++++ Data to process
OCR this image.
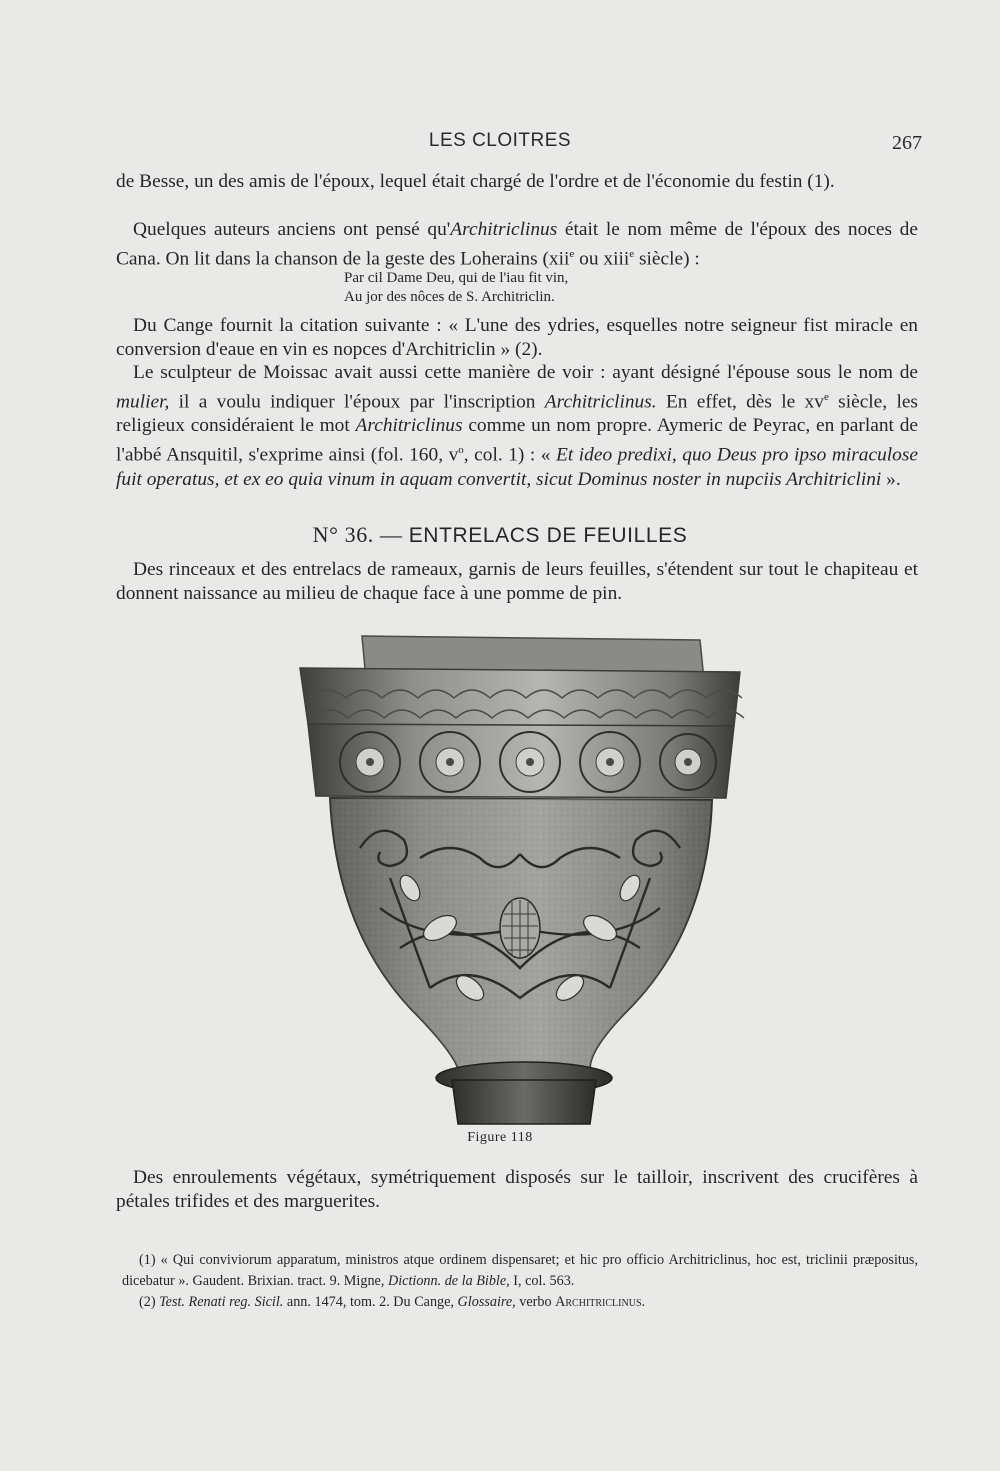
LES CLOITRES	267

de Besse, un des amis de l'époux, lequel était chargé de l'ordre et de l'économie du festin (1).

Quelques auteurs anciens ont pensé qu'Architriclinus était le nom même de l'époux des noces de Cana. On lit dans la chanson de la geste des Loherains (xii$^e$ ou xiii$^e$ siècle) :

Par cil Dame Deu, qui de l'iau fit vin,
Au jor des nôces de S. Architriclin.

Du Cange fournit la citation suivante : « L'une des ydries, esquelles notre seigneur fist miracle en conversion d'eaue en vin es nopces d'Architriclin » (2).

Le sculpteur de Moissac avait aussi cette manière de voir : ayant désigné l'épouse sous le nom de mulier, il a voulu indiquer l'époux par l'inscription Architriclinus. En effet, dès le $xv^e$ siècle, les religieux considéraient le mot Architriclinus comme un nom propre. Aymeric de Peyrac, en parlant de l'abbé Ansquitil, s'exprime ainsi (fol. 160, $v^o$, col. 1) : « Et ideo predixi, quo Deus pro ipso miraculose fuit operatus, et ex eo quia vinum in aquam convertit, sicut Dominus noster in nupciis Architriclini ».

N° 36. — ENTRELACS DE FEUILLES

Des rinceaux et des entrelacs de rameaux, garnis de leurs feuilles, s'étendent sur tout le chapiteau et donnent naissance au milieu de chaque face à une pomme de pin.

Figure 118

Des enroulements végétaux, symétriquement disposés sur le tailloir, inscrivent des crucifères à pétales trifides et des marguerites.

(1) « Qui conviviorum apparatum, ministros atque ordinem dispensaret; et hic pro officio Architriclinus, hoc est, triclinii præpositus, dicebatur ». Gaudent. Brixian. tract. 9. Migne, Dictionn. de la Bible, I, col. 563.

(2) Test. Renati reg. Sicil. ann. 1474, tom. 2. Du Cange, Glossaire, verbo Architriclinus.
++++++++
++++ Data to process
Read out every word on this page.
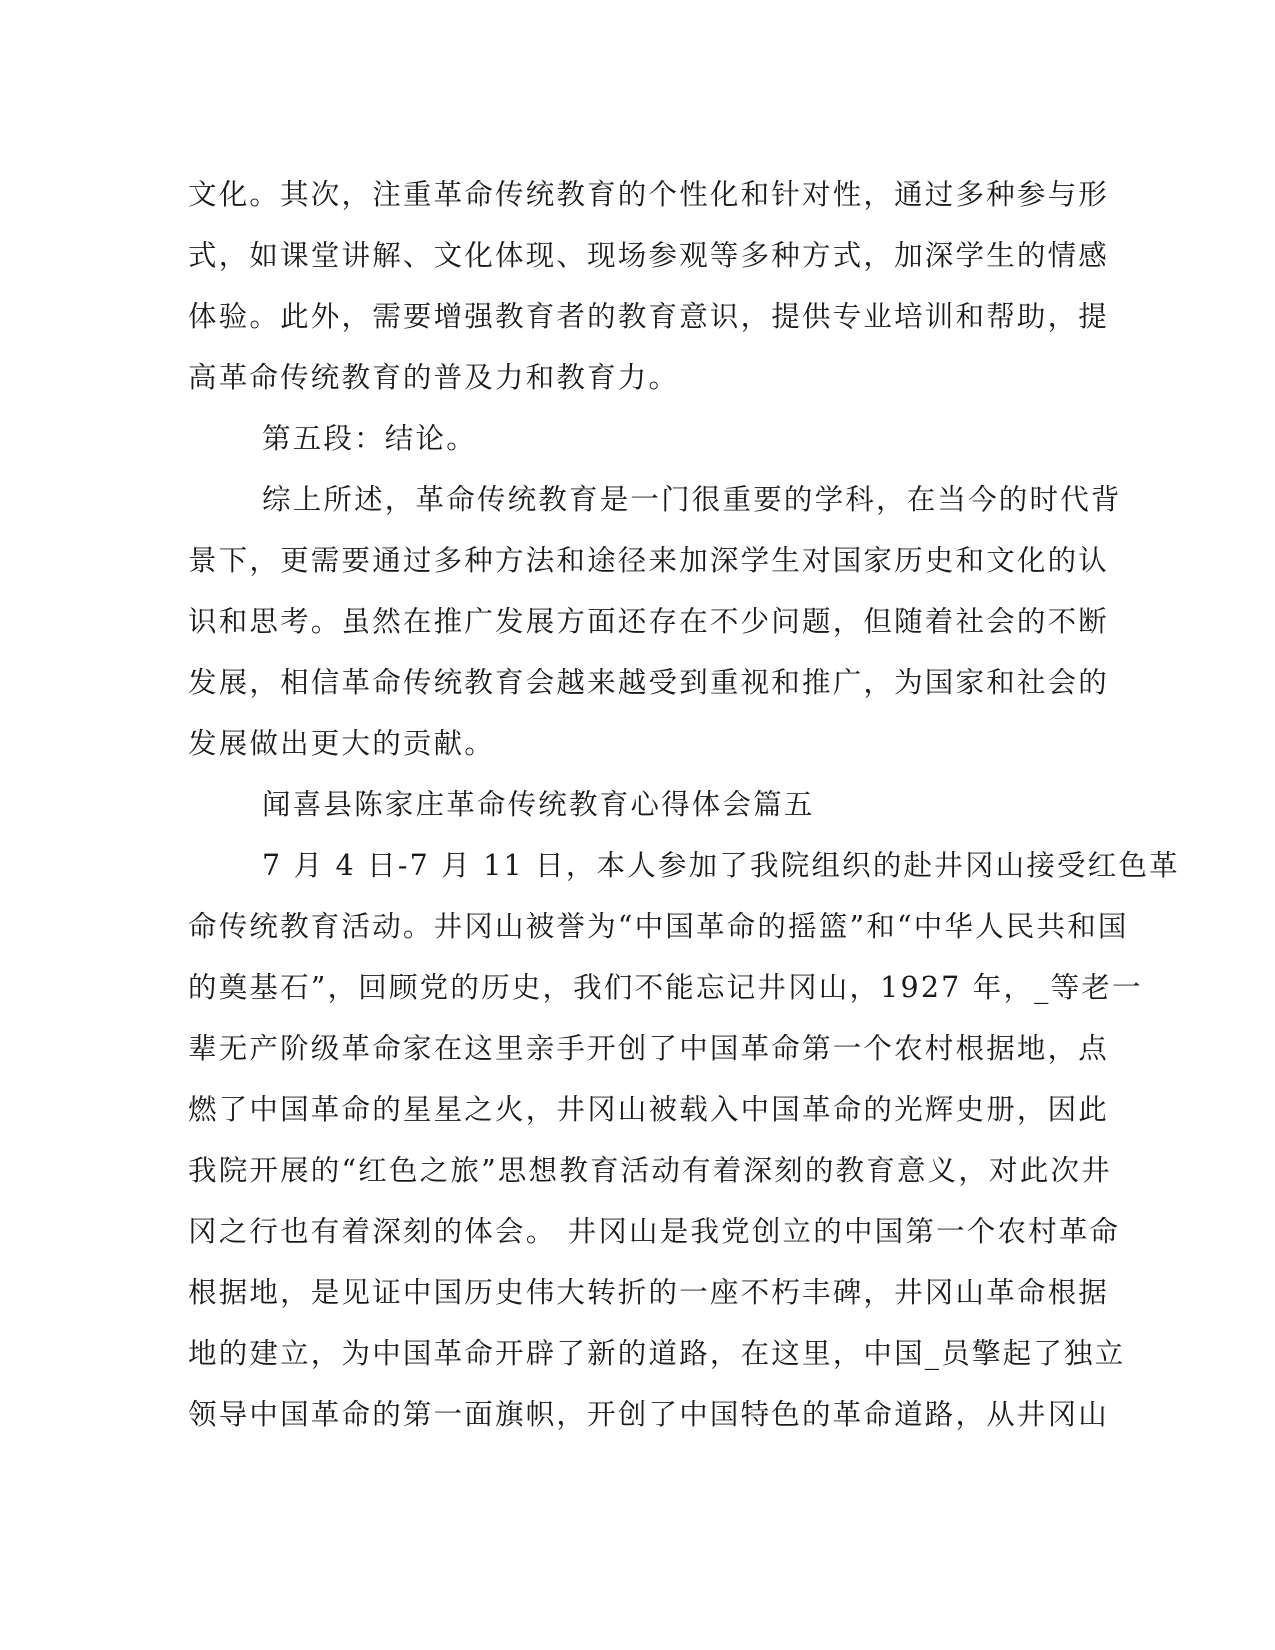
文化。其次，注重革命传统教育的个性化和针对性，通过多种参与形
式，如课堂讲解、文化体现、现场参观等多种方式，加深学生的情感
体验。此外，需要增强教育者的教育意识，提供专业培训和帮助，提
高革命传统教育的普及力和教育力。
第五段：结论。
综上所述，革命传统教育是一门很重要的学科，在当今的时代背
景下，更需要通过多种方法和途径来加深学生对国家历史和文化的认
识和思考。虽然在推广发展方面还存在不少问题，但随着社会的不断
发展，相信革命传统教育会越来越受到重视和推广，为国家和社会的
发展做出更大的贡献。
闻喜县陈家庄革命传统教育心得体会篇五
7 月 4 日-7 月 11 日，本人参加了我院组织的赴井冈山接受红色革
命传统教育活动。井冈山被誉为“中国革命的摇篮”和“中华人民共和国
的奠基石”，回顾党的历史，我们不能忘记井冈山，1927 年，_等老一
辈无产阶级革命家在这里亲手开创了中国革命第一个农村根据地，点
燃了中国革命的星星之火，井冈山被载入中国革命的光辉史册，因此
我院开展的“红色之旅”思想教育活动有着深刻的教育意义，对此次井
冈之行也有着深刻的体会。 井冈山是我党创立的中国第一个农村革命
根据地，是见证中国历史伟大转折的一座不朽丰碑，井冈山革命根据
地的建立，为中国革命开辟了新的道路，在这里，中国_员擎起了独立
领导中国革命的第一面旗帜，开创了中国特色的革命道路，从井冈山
++++++++
++++ Data to process
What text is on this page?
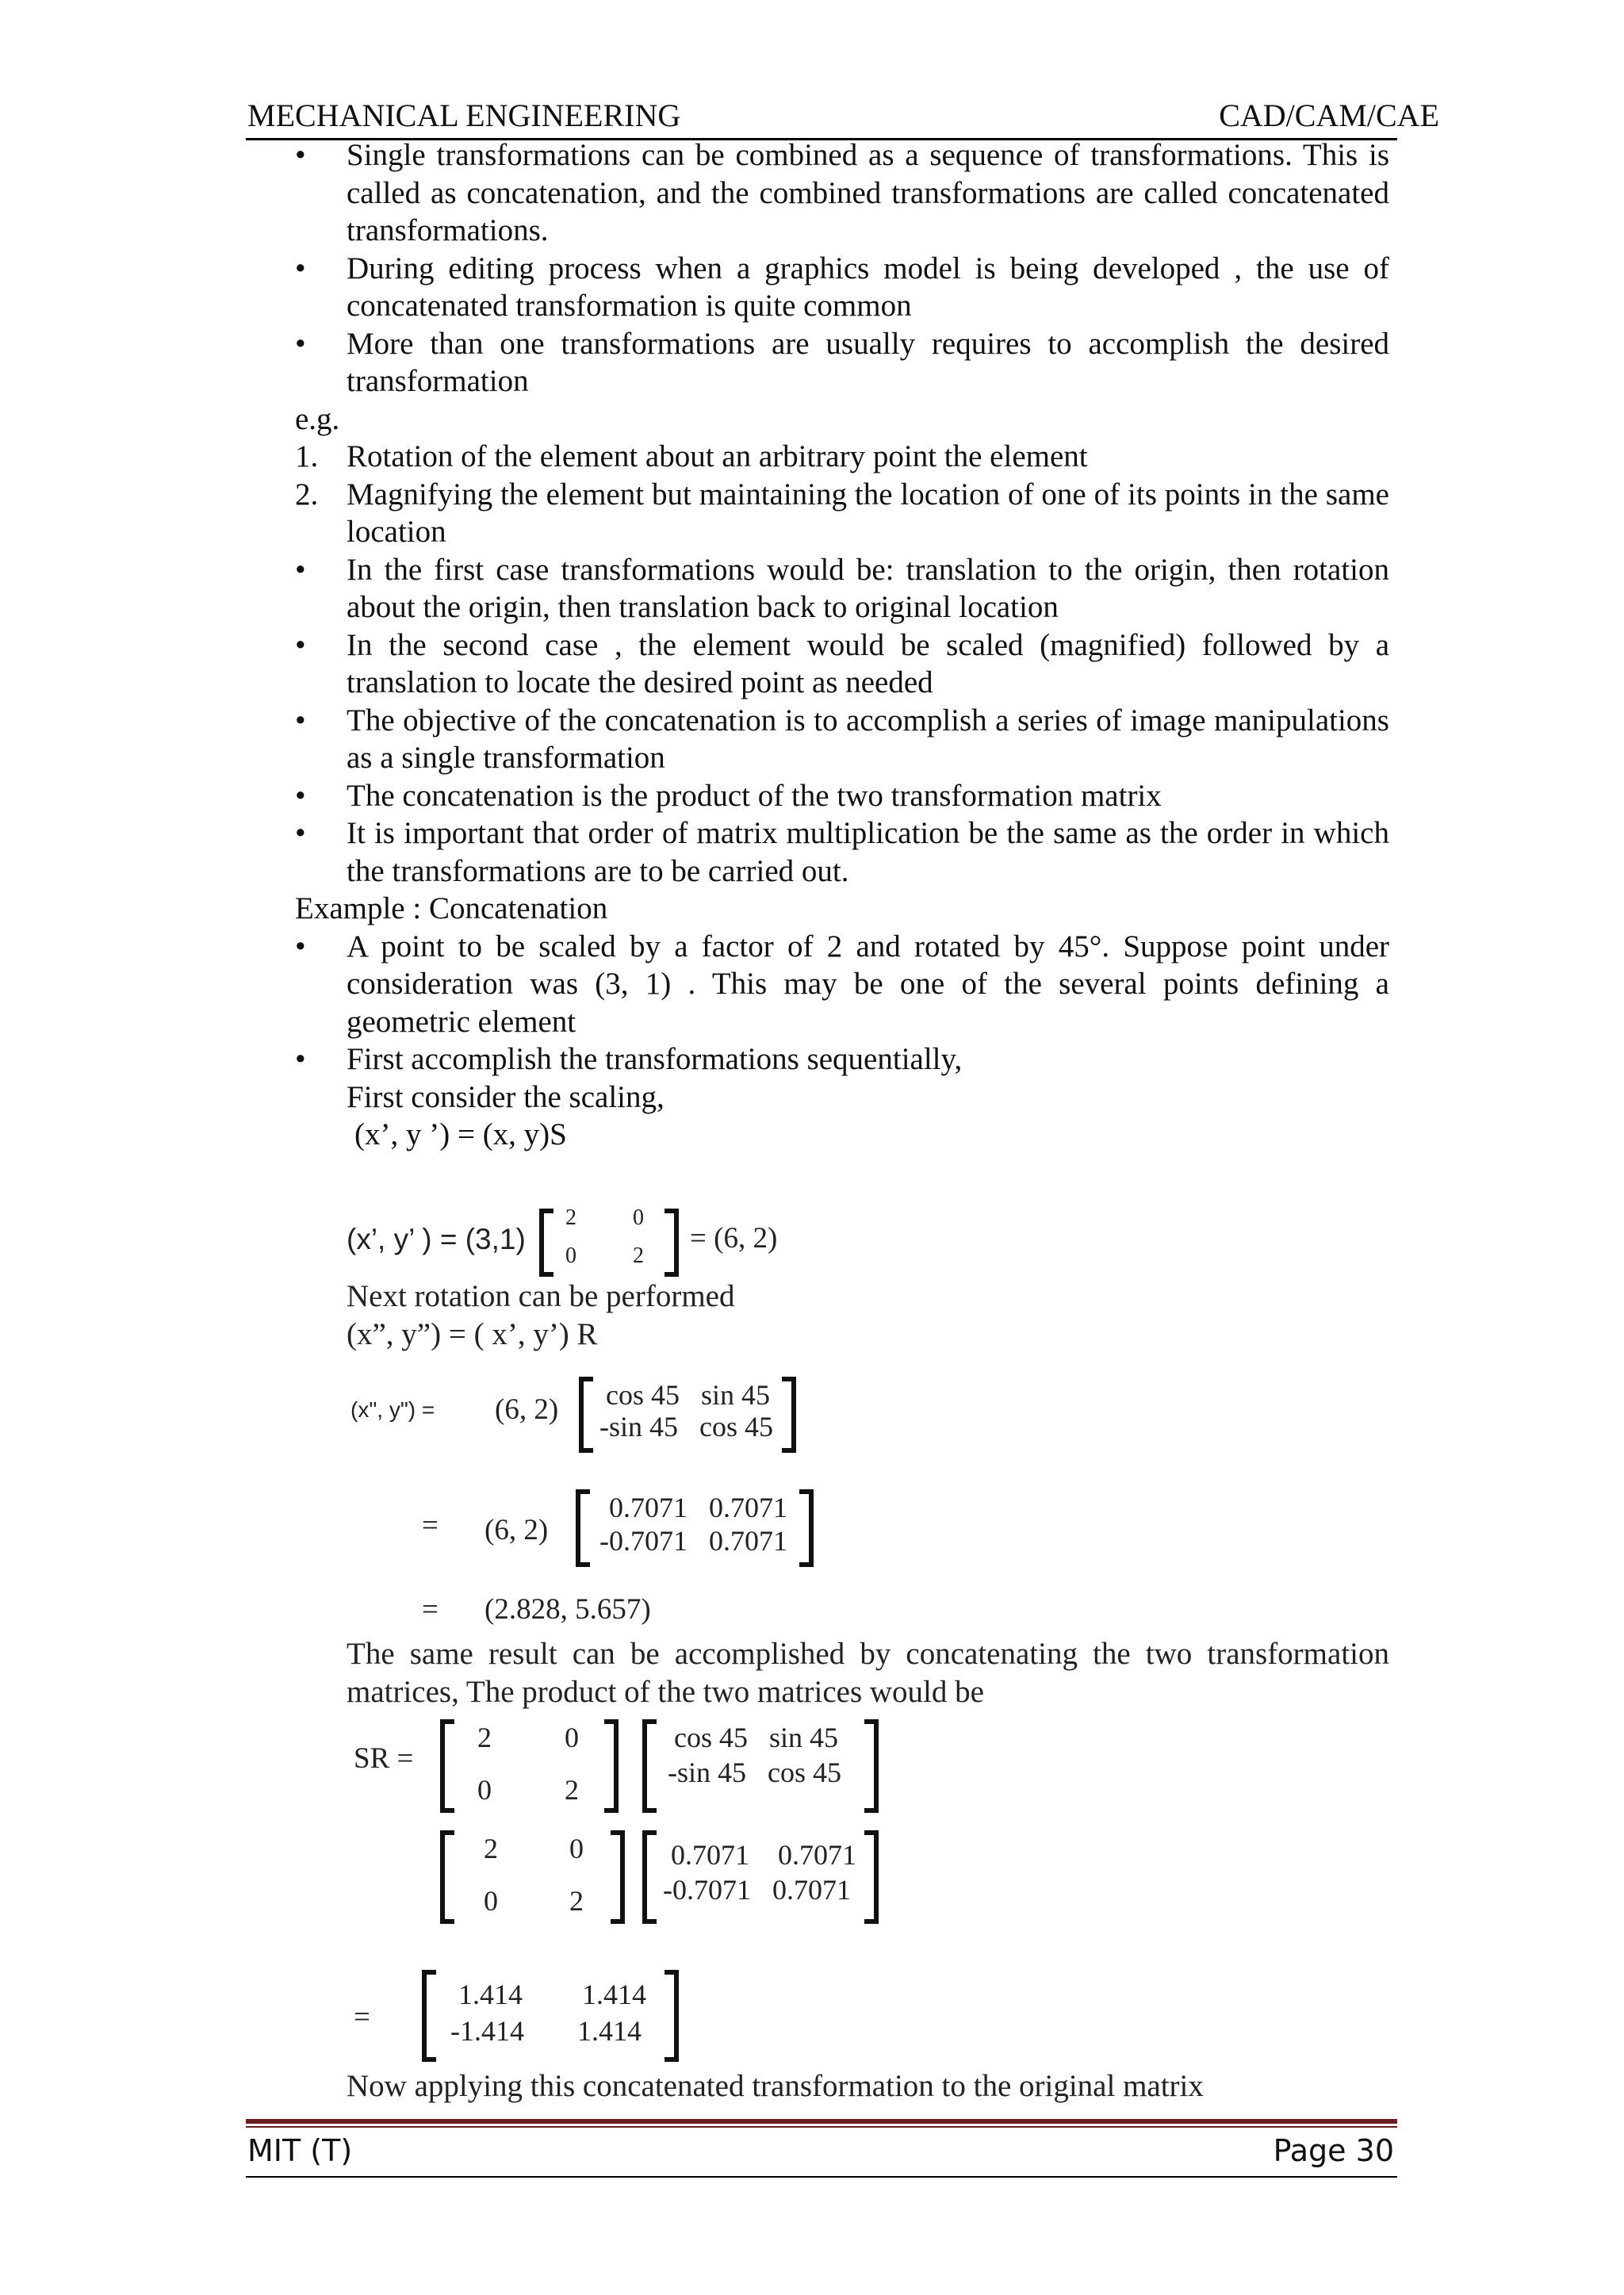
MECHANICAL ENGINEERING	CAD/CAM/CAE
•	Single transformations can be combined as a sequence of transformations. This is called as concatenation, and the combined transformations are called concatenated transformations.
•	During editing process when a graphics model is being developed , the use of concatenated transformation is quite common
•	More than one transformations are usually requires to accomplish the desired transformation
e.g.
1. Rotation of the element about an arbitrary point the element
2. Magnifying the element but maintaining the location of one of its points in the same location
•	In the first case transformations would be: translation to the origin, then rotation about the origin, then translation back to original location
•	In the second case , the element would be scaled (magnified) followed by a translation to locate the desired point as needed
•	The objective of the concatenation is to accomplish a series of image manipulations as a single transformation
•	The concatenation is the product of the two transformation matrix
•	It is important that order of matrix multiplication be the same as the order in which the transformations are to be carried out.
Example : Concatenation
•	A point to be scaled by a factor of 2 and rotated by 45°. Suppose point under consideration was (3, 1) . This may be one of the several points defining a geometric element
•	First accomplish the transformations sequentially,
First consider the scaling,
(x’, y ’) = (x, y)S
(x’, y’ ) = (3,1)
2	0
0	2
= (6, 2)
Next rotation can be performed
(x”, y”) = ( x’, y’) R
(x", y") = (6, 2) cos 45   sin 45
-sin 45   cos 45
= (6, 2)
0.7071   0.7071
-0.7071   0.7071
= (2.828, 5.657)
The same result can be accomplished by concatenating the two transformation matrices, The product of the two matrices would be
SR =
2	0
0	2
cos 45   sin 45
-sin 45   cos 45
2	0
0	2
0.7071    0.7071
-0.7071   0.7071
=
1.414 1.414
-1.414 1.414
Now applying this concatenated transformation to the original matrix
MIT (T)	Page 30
++++++++
Exercise: Isolate each line of the listing above that includes "original". Copy it.

Task result:
•	In the first case transformations would be: translation to the origin, then rotation about the origin, then translation back to original location
Now applying this concatenated transformation to the original matrix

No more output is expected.